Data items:
☆ ☆ ☆ ☆ ☆
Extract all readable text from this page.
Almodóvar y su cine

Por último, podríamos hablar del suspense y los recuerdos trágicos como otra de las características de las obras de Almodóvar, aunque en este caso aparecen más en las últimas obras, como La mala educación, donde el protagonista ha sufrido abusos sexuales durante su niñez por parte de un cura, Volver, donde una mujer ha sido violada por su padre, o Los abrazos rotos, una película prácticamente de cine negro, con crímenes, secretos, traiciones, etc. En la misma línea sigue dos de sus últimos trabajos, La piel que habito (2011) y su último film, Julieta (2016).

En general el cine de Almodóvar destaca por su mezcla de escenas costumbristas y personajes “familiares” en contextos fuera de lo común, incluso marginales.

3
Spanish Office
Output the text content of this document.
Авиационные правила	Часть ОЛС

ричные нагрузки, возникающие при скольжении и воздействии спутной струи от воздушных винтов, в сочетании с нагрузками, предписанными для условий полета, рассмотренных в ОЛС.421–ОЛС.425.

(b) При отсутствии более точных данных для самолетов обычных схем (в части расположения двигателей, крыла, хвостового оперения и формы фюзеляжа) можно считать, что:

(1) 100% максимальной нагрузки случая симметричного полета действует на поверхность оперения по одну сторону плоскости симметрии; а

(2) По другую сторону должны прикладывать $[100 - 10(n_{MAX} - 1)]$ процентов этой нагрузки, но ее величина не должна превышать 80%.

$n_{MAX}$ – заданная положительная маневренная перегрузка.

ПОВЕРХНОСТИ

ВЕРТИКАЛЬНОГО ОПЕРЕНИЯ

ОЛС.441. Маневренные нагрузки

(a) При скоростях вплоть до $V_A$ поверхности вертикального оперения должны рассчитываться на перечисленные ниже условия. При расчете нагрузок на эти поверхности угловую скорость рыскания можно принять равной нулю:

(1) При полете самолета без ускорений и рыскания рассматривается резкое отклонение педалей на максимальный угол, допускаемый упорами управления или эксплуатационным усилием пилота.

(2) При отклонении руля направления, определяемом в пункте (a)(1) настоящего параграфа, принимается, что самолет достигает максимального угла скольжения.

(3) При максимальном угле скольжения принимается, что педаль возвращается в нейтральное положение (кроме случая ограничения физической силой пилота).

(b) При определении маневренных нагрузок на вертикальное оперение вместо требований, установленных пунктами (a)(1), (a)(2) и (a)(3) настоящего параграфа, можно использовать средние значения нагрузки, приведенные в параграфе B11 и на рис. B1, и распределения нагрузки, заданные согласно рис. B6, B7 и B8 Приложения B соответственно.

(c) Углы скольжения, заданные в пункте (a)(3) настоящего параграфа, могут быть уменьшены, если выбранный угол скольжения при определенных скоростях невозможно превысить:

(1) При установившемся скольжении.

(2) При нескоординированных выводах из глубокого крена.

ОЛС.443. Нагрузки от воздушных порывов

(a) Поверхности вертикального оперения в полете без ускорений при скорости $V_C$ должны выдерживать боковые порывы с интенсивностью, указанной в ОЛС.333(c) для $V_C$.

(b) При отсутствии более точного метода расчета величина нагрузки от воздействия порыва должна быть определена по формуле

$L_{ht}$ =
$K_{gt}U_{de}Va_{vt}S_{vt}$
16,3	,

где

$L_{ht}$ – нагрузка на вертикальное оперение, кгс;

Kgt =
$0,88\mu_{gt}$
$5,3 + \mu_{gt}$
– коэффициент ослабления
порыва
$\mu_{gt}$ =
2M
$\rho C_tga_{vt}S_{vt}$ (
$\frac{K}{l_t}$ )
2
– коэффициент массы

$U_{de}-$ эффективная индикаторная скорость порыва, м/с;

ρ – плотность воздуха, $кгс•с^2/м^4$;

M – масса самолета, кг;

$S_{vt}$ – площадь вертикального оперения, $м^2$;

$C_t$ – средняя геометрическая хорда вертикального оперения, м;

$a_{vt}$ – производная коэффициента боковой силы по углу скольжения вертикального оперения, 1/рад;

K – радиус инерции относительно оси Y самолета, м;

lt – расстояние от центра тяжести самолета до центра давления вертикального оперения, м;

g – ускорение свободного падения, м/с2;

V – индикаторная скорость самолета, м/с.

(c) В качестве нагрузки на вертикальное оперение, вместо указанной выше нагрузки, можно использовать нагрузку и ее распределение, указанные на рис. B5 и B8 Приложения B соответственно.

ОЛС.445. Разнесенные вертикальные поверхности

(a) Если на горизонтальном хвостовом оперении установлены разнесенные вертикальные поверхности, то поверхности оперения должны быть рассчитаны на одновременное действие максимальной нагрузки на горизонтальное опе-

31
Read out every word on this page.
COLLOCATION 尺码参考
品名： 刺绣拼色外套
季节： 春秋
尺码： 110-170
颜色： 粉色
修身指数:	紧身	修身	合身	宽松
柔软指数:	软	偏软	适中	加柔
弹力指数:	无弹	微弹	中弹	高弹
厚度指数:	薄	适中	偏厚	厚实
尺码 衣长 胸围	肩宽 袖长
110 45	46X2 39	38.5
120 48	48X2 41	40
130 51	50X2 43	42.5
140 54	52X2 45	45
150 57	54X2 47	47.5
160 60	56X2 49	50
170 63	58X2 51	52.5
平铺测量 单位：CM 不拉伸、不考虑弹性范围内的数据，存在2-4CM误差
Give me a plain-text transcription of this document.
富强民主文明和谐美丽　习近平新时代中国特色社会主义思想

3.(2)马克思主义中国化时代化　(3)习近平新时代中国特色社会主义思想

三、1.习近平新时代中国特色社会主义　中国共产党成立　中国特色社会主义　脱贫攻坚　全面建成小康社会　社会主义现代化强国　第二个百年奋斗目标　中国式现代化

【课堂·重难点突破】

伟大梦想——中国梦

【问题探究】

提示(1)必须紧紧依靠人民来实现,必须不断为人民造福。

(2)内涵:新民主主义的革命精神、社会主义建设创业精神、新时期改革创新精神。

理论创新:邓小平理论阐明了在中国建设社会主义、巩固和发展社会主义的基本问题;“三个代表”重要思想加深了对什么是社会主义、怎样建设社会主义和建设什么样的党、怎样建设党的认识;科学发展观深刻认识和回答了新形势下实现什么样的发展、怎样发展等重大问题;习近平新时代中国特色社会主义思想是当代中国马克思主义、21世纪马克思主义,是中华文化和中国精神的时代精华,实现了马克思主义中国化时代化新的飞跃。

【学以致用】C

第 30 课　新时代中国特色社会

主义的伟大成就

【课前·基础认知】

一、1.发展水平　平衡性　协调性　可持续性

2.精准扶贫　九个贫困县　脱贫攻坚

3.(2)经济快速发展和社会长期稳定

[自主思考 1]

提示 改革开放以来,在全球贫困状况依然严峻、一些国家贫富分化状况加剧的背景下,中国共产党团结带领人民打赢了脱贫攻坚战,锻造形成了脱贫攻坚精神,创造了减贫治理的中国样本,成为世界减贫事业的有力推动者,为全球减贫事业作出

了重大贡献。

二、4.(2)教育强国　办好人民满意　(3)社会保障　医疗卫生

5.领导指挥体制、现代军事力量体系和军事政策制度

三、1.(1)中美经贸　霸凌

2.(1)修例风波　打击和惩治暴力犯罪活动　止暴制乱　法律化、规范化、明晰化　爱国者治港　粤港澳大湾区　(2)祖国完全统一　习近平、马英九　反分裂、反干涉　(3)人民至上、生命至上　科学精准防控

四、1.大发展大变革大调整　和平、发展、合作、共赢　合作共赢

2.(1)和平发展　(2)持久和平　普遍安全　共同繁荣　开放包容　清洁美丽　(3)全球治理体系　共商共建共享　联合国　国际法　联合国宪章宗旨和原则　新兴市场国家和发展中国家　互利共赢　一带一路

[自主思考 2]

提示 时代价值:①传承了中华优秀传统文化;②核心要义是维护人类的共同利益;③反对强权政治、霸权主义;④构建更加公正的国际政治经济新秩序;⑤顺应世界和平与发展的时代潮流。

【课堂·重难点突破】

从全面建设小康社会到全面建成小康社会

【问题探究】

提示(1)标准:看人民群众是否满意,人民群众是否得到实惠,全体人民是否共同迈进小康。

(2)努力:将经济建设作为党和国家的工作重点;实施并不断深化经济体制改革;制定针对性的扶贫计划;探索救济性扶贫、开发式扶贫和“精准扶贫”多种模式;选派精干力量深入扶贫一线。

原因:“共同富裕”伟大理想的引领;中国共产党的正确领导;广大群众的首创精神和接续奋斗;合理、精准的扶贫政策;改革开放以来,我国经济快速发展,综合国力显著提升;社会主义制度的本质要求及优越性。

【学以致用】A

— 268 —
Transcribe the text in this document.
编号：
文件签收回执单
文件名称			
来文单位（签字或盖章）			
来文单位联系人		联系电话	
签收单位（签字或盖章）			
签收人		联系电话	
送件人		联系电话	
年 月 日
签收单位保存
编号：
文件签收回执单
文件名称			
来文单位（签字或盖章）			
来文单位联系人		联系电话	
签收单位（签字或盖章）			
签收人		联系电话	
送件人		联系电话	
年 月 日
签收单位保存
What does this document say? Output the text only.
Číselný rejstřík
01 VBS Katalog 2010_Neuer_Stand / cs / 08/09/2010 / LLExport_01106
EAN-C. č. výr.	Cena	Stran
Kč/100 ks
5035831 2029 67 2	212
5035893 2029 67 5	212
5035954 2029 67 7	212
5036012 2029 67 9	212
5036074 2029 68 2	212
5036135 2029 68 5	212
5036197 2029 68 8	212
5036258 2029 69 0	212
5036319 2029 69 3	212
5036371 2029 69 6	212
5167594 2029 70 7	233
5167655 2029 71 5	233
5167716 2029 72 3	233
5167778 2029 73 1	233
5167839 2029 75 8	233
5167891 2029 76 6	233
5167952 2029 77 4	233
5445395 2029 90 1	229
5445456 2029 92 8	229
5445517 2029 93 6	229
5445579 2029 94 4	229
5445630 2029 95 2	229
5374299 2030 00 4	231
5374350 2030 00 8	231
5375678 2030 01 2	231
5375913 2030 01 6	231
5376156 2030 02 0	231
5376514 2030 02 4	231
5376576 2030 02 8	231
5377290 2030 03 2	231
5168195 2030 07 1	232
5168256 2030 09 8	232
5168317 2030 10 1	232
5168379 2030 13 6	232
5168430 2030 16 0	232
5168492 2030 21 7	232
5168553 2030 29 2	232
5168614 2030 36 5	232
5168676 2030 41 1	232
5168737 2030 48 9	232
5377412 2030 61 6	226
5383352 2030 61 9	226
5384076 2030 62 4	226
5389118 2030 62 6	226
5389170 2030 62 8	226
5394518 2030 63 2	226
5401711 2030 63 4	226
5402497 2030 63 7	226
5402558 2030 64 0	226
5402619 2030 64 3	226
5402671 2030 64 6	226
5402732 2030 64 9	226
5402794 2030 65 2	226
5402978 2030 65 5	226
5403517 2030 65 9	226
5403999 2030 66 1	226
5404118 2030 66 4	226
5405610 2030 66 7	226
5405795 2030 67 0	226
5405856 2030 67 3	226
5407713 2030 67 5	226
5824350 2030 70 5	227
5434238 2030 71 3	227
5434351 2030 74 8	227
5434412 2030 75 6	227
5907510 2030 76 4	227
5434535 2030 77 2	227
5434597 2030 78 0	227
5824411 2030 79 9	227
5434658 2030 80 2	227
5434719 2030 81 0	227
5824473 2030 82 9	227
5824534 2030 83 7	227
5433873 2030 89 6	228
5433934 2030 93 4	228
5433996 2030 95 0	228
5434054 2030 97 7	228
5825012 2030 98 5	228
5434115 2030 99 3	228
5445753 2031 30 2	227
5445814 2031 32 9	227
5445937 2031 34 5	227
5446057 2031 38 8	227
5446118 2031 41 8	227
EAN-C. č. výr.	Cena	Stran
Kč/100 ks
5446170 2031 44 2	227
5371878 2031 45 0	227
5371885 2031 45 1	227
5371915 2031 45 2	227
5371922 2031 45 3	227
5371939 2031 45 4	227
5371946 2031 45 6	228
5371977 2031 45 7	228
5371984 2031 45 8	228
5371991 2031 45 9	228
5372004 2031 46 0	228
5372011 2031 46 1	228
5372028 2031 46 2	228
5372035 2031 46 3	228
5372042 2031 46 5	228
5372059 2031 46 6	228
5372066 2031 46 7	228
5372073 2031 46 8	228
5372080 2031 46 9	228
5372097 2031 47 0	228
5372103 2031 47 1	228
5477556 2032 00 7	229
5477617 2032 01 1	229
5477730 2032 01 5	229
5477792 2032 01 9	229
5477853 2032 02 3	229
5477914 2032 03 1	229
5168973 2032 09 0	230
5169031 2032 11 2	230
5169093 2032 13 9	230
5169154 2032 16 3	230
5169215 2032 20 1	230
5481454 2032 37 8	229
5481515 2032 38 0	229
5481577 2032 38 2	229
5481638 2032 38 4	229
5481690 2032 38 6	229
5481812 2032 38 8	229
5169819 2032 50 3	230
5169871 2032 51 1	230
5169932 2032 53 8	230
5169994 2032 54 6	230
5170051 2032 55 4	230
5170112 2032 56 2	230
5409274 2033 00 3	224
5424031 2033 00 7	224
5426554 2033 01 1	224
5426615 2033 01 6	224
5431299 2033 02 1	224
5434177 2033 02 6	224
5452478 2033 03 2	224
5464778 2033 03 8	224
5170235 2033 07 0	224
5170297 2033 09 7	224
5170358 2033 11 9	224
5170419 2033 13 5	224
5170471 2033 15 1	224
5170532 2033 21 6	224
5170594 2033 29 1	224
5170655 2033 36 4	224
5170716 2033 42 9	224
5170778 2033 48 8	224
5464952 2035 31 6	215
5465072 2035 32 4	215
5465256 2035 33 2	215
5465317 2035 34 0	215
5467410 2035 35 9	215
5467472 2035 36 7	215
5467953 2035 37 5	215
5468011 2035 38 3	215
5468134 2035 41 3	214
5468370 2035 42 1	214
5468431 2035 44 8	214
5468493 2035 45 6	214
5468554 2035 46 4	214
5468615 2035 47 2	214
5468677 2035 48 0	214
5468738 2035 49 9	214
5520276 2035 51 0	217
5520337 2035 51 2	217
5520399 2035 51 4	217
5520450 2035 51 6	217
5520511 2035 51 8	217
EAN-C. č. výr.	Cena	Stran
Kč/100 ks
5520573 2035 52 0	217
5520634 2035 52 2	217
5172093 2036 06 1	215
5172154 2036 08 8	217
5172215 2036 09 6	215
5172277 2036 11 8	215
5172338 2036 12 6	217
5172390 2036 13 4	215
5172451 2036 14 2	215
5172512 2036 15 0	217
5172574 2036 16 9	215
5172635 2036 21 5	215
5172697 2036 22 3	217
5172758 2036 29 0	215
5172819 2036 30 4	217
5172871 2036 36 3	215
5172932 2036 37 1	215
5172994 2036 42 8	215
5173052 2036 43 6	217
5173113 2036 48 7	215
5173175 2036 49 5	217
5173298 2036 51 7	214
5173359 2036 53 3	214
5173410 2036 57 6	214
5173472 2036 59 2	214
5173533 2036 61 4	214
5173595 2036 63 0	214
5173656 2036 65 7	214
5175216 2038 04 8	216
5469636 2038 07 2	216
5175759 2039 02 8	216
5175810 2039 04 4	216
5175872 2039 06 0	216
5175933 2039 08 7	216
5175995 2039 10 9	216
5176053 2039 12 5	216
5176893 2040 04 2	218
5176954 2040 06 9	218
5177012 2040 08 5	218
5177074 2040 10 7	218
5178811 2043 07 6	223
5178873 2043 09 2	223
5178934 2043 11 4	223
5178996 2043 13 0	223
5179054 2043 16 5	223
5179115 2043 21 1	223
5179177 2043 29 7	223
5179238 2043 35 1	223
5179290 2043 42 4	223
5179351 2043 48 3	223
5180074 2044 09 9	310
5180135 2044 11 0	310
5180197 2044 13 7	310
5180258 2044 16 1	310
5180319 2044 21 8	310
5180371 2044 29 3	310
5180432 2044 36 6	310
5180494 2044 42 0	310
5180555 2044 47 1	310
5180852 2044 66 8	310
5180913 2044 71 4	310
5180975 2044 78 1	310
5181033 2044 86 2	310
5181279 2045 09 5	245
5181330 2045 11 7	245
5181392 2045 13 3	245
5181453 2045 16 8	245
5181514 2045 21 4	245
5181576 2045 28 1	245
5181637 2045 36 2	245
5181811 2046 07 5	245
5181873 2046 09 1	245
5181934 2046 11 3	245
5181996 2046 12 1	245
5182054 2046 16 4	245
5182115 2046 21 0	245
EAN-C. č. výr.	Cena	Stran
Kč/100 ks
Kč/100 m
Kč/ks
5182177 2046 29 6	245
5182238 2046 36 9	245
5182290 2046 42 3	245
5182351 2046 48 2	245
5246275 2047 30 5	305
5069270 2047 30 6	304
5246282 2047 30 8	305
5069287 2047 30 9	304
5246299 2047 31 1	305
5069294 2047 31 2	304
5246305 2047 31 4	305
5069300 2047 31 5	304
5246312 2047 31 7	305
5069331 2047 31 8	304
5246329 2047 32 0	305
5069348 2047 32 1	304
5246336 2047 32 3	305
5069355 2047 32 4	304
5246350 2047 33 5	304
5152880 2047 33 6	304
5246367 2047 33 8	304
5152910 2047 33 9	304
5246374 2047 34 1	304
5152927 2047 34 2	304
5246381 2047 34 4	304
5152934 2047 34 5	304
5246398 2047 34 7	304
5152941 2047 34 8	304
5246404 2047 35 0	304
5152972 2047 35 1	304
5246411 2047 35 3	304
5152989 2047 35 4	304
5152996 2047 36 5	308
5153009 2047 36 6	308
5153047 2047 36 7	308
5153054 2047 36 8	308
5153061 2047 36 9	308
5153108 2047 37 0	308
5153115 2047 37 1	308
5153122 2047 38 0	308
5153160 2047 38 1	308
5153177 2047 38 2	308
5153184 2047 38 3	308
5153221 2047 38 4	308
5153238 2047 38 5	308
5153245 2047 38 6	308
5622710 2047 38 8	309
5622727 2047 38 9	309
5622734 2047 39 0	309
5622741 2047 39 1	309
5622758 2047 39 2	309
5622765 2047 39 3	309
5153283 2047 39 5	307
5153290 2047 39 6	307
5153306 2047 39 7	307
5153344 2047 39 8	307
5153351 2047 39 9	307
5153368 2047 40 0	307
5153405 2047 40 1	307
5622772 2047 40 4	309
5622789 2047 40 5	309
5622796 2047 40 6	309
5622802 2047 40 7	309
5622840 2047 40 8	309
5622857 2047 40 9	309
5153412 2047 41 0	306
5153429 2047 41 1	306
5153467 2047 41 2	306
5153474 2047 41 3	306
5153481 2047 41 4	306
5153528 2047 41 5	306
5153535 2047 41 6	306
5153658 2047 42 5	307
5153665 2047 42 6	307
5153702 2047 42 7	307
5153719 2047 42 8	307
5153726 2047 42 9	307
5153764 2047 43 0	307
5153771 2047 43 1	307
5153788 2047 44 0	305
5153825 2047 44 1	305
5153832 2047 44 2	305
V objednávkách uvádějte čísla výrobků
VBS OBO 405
☆ ☆ ☆ ☆ ☆
PROBLEM TO SOLVE: Select every line of the material above holding the word "精准扶贫" and copy it.

WRITTEN SOLUTION:
2.精准扶贫　九个贫困县　脱贫攻坚
(2)努力:将经济建设作为党和国家的工作重点;实施并不断深化经济体制改革;制定针对性的扶贫计划;探索救济性扶贫、开发式扶贫和“精准扶贫”多种模式;选派精干力量深入扶贫一线。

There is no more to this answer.